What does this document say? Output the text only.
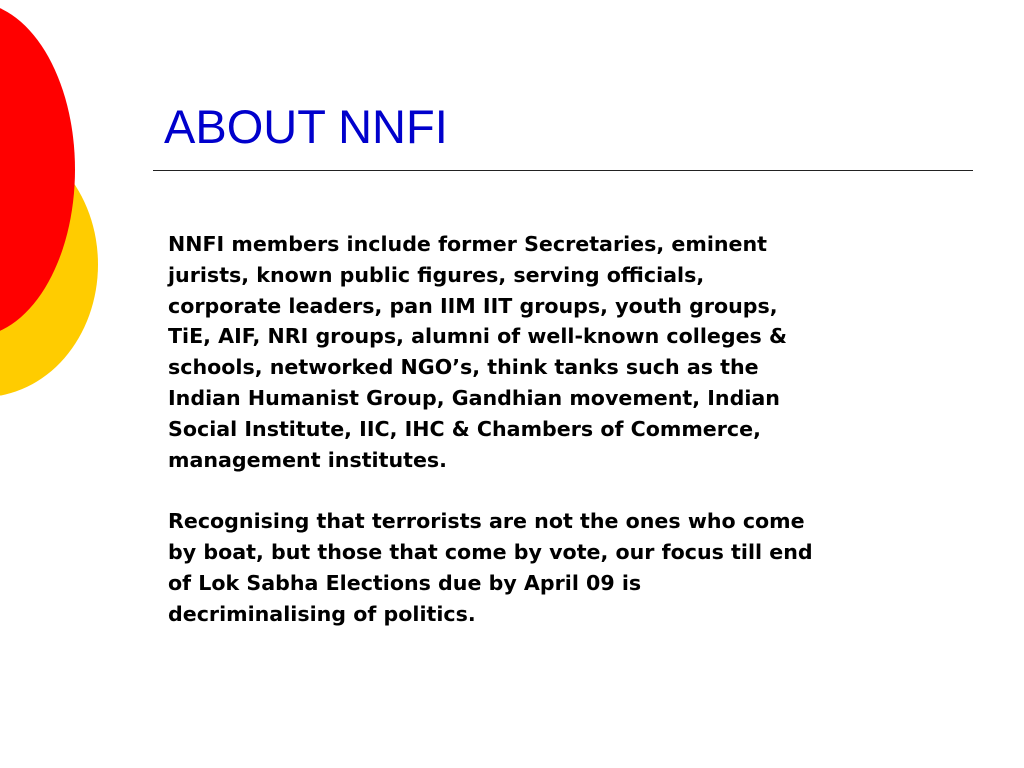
ABOUT NNFI

NNFI members include former Secretaries, eminent
jurists, known public figures, serving officials,
corporate leaders, pan IIM IIT groups, youth groups,
TiE, AIF, NRI groups, alumni of well-known colleges &
schools, networked NGO’s, think tanks such as the
Indian Humanist Group, Gandhian movement, Indian
Social Institute, IIC, IHC & Chambers of Commerce,
management institutes.

Recognising that terrorists are not the ones who come
by boat, but those that come by vote, our focus till end
of Lok Sabha Elections due by April 09 is
decriminalising of politics.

**What to do**
Verbatim reproduction of every record is required; images are left out.

**Full solution**
What does this document say? Output the text only.
ABOUT NNFI

NNFI members include former Secretaries, eminent
jurists, known public figures, serving officials,
corporate leaders, pan IIM IIT groups, youth groups,
TiE, AIF, NRI groups, alumni of well-known colleges &
schools, networked NGO’s, think tanks such as the
Indian Humanist Group, Gandhian movement, Indian
Social Institute, IIC, IHC & Chambers of Commerce,
management institutes.

Recognising that terrorists are not the ones who come
by boat, but those that come by vote, our focus till end
of Lok Sabha Elections due by April 09 is
decriminalising of politics.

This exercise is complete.